-- Data shown start --

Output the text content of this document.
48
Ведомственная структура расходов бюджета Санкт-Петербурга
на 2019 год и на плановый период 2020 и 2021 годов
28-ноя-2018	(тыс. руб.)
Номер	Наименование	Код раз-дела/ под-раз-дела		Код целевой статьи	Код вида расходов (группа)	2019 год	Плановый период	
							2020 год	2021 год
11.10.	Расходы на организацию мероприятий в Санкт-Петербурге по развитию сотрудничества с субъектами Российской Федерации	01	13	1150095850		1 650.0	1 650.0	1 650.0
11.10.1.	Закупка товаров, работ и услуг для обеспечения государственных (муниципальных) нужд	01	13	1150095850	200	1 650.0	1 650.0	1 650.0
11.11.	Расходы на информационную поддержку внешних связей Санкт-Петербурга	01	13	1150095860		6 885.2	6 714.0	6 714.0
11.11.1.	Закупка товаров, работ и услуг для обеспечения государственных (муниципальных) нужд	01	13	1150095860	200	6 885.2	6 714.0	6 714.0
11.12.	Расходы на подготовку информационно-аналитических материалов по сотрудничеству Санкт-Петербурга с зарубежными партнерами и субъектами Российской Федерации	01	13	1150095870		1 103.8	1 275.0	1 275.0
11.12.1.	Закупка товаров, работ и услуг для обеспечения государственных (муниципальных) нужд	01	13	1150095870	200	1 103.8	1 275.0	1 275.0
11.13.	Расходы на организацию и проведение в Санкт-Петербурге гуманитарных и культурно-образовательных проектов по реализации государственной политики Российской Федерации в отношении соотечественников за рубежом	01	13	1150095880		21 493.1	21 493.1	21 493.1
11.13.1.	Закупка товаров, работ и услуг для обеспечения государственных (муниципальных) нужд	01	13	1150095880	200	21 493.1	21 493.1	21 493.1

-- Data shown end --

• To be done
Transcribe the entire listing above precisely.

• The output
Output the text content of this document.
48
Ведомственная структура расходов бюджета Санкт-Петербурга
на 2019 год и на плановый период 2020 и 2021 годов
28-ноя-2018	(тыс. руб.)
Номер	Наименование	Код раз-дела/ под-раз-дела		Код целевой статьи	Код вида расходов (группа)	2019 год	Плановый период	
							2020 год	2021 год
11.10.	Расходы на организацию мероприятий в Санкт-Петербурге по развитию сотрудничества с субъектами Российской Федерации	01	13	1150095850		1 650.0	1 650.0	1 650.0
11.10.1.	Закупка товаров, работ и услуг для обеспечения государственных (муниципальных) нужд	01	13	1150095850	200	1 650.0	1 650.0	1 650.0
11.11.	Расходы на информационную поддержку внешних связей Санкт-Петербурга	01	13	1150095860		6 885.2	6 714.0	6 714.0
11.11.1.	Закупка товаров, работ и услуг для обеспечения государственных (муниципальных) нужд	01	13	1150095860	200	6 885.2	6 714.0	6 714.0
11.12.	Расходы на подготовку информационно-аналитических материалов по сотрудничеству Санкт-Петербурга с зарубежными партнерами и субъектами Российской Федерации	01	13	1150095870		1 103.8	1 275.0	1 275.0
11.12.1.	Закупка товаров, работ и услуг для обеспечения государственных (муниципальных) нужд	01	13	1150095870	200	1 103.8	1 275.0	1 275.0
11.13.	Расходы на организацию и проведение в Санкт-Петербурге гуманитарных и культурно-образовательных проектов по реализации государственной политики Российской Федерации в отношении соотечественников за рубежом	01	13	1150095880		21 493.1	21 493.1	21 493.1
11.13.1.	Закупка товаров, работ и услуг для обеспечения государственных (муниципальных) нужд	01	13	1150095880	200	21 493.1	21 493.1	21 493.1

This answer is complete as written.